_WHAT IS ASKED_. Your task is to copy every line of the entries that contains "CINT".

===== DATA PROVIDED

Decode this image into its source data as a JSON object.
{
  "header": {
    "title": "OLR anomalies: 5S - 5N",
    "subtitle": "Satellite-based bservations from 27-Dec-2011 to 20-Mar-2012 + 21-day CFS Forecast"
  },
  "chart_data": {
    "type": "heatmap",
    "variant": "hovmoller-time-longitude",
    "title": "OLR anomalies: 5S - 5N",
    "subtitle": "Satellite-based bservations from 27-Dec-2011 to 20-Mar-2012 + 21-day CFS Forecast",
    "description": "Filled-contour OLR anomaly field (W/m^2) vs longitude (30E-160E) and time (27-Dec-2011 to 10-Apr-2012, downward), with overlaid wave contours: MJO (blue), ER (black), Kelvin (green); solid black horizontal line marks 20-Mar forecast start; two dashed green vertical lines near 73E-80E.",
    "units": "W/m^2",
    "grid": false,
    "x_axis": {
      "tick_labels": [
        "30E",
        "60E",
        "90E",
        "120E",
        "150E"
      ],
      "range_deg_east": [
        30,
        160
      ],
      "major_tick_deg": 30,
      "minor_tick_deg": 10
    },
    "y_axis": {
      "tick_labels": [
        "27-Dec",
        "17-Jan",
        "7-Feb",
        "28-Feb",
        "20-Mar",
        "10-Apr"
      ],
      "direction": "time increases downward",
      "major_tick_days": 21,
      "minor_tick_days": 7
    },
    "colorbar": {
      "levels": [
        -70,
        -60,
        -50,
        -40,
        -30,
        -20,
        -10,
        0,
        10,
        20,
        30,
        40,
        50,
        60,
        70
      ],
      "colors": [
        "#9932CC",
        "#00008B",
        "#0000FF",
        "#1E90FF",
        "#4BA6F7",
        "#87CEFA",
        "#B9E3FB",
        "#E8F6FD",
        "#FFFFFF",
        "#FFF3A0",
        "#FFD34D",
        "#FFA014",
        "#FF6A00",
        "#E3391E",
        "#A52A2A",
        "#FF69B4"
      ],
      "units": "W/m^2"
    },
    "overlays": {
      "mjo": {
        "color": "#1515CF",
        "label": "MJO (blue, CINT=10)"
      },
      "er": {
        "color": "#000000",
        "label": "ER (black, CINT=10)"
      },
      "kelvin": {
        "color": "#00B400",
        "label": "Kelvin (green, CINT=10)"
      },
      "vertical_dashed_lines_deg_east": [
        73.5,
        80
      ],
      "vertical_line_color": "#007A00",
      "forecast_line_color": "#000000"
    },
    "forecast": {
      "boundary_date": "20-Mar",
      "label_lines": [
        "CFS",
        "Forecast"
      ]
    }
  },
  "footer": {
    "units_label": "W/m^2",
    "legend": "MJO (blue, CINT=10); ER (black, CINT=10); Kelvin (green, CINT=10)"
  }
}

==========

_FULL ANSWER_.
        "label": "MJO (blue, CINT=10)"
        "label": "ER (black, CINT=10)"
        "label": "Kelvin (green, CINT=10)"
    "legend": "MJO (blue, CINT=10); ER (black, CINT=10); Kelvin (green, CINT=10)"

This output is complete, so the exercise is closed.